(Data records)

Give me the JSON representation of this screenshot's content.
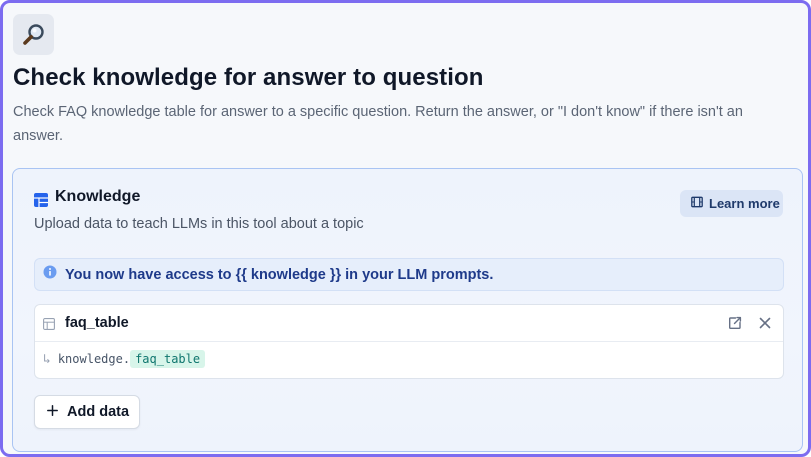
{
  "tool": {
    "icon": "magnifying-glass-icon",
    "title": "Check knowledge for answer to question",
    "description": "Check FAQ knowledge table for answer to a specific question. Return the answer, or \"I don't know\" if there isn't an answer."
  },
  "knowledge": {
    "icon": "grid-icon",
    "title": "Knowledge",
    "subtitle": "Upload data to teach LLMs in this tool about a topic",
    "learn_more": {
      "icon": "film-icon",
      "label": "Learn more"
    },
    "notice": {
      "icon": "info-icon",
      "text": "You now have access to {{ knowledge }} in your LLM prompts."
    },
    "data_item": {
      "icon": "table-icon",
      "name": "faq_table",
      "path_prefix": "knowledge.",
      "path_key": "faq_table",
      "arrow": "↳"
    },
    "add_data_label": "Add data"
  },
  "colors": {
    "frame_border": "#7c6cf0",
    "card_border": "#a9c4f3",
    "notice_text": "#1e3a8a",
    "chip_bg": "#d8f5ea",
    "chip_text": "#0f766e",
    "grid_icon": "#2563eb"
  }
}
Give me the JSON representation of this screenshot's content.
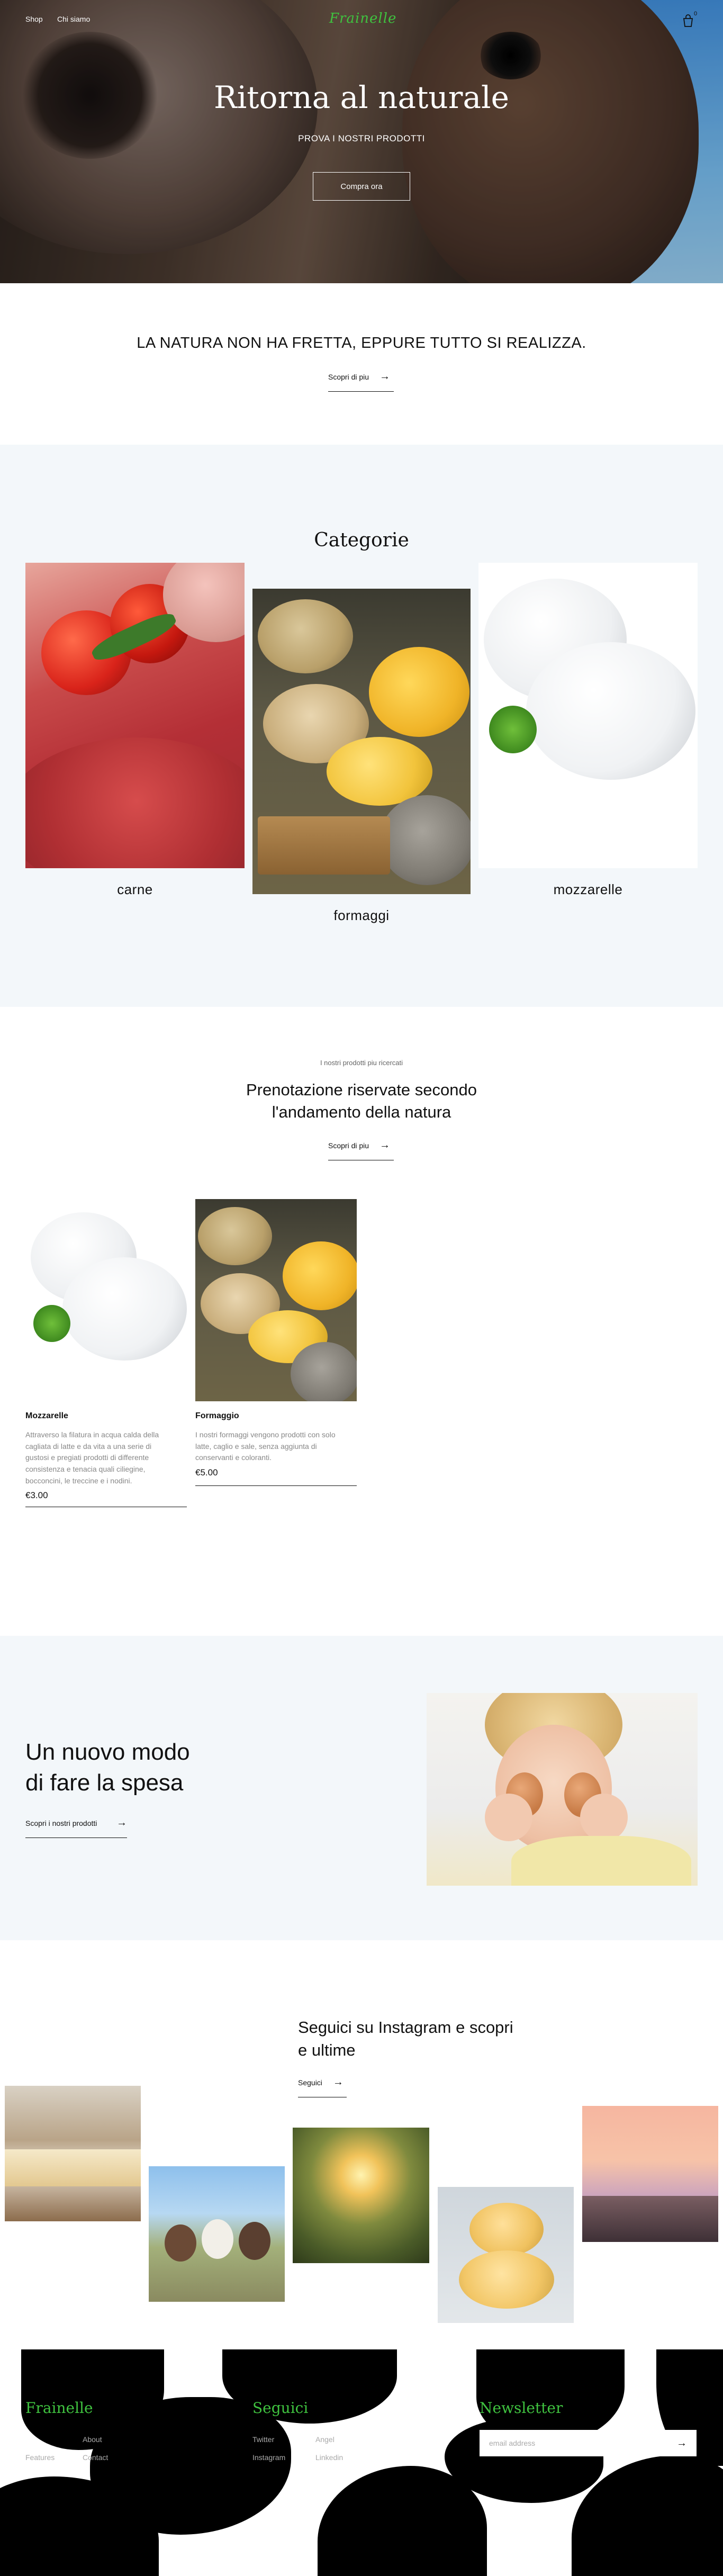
{
  "nav": {
    "links": [
      "Shop",
      "Chi siamo"
    ],
    "brand": "Frainelle",
    "cart_count": "0"
  },
  "hero": {
    "title": "Ritorna al naturale",
    "subtitle": "PROVA I NOSTRI PRODOTTI",
    "button": "Compra ora"
  },
  "quote": {
    "text": "LA NATURA NON HA FRETTA, EPPURE TUTTO SI REALIZZA.",
    "link": "Scopri di piu"
  },
  "categories": {
    "title": "Categorie",
    "items": [
      "carne",
      "formaggi",
      "mozzarelle"
    ]
  },
  "featured": {
    "eyebrow": "I nostri prodotti piu ricercati",
    "title_line1": "Prenotazione riservate secondo",
    "title_line2": "l'andamento della natura",
    "link": "Scopri di piu",
    "products": [
      {
        "name": "Mozzarelle",
        "desc_lines": [
          "Attraverso la filatura in acqua calda della",
          "cagliata di latte e da vita a una serie di",
          "gustosi e pregiati prodotti di differente",
          "consistenza e tenacia quali ciliegine,",
          "bocconcini, le treccine e i nodini."
        ],
        "price": "€3.00"
      },
      {
        "name": "Formaggio",
        "desc_lines": [
          "I nostri formaggi vengono prodotti con solo",
          "latte, caglio e sale, senza aggiunta di",
          "conservanti e coloranti."
        ],
        "price": "€5.00"
      }
    ]
  },
  "promo": {
    "title_line1": "Un nuovo modo",
    "title_line2": "di fare la spesa",
    "link": "Scopri i nostri prodotti"
  },
  "instagram": {
    "title_line1": "Seguici su Instagram e scopri",
    "title_line2": "e ultime",
    "link": "Seguici"
  },
  "footer": {
    "brand": "Frainelle",
    "col1": [
      "About",
      "Features",
      "Contact"
    ],
    "follow_title": "Seguici",
    "col2": [
      "Twitter",
      "Angel",
      "Instagram",
      "Linkedin"
    ],
    "newsletter_title": "Newsletter",
    "email_placeholder": "email address"
  }
}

**Prompt**
Copy everything in the records above except the pictures, exactly as written.

**Expected output**
Give me the JSON representation of this screenshot's content.
{
  "tool": {
    "icon": "magnifying-glass-icon",
    "title": "Check knowledge for answer to question",
    "description": "Check FAQ knowledge table for answer to a specific question. Return the answer, or \"I don't know\" if there isn't an answer."
  },
  "knowledge": {
    "icon": "grid-icon",
    "title": "Knowledge",
    "subtitle": "Upload data to teach LLMs in this tool about a topic",
    "learn_more": {
      "icon": "film-icon",
      "label": "Learn more"
    },
    "notice": {
      "icon": "info-icon",
      "text": "You now have access to {{ knowledge }} in your LLM prompts."
    },
    "data_item": {
      "icon": "table-icon",
      "name": "faq_table",
      "path_prefix": "knowledge.",
      "path_key": "faq_table",
      "arrow": "↳"
    },
    "add_data_label": "Add data"
  },
  "colors": {
    "frame_border": "#7c6cf0",
    "card_border": "#a9c4f3",
    "notice_text": "#1e3a8a",
    "chip_bg": "#d8f5ea",
    "chip_text": "#0f766e",
    "grid_icon": "#2563eb"
  }
}
Give me the JSON representation of this screenshot's content.
{
  "nav": {
    "links": [
      "Shop",
      "Chi siamo"
    ],
    "brand": "Frainelle",
    "cart_count": "0"
  },
  "hero": {
    "title": "Ritorna al naturale",
    "subtitle": "PROVA I NOSTRI PRODOTTI",
    "button": "Compra ora"
  },
  "quote": {
    "text": "LA NATURA NON HA FRETTA, EPPURE TUTTO SI REALIZZA.",
    "link": "Scopri di piu"
  },
  "categories": {
    "title": "Categorie",
    "items": [
      "carne",
      "formaggi",
      "mozzarelle"
    ]
  },
  "featured": {
    "eyebrow": "I nostri prodotti piu ricercati",
    "title_line1": "Prenotazione riservate secondo",
    "title_line2": "l'andamento della natura",
    "link": "Scopri di piu",
    "products": [
      {
        "name": "Mozzarelle",
        "desc_lines": [
          "Attraverso la filatura in acqua calda della",
          "cagliata di latte e da vita a una serie di",
          "gustosi e pregiati prodotti di differente",
          "consistenza e tenacia quali ciliegine,",
          "bocconcini, le treccine e i nodini."
        ],
        "price": "€3.00"
      },
      {
        "name": "Formaggio",
        "desc_lines": [
          "I nostri formaggi vengono prodotti con solo",
          "latte, caglio e sale, senza aggiunta di",
          "conservanti e coloranti."
        ],
        "price": "€5.00"
      }
    ]
  },
  "promo": {
    "title_line1": "Un nuovo modo",
    "title_line2": "di fare la spesa",
    "link": "Scopri i nostri prodotti"
  },
  "instagram": {
    "title_line1": "Seguici su Instagram e scopri",
    "title_line2": "e ultime",
    "link": "Seguici"
  },
  "footer": {
    "brand": "Frainelle",
    "col1": [
      "About",
      "Features",
      "Contact"
    ],
    "follow_title": "Seguici",
    "col2": [
      "Twitter",
      "Angel",
      "Instagram",
      "Linkedin"
    ],
    "newsletter_title": "Newsletter",
    "email_placeholder": "email address"
  }
}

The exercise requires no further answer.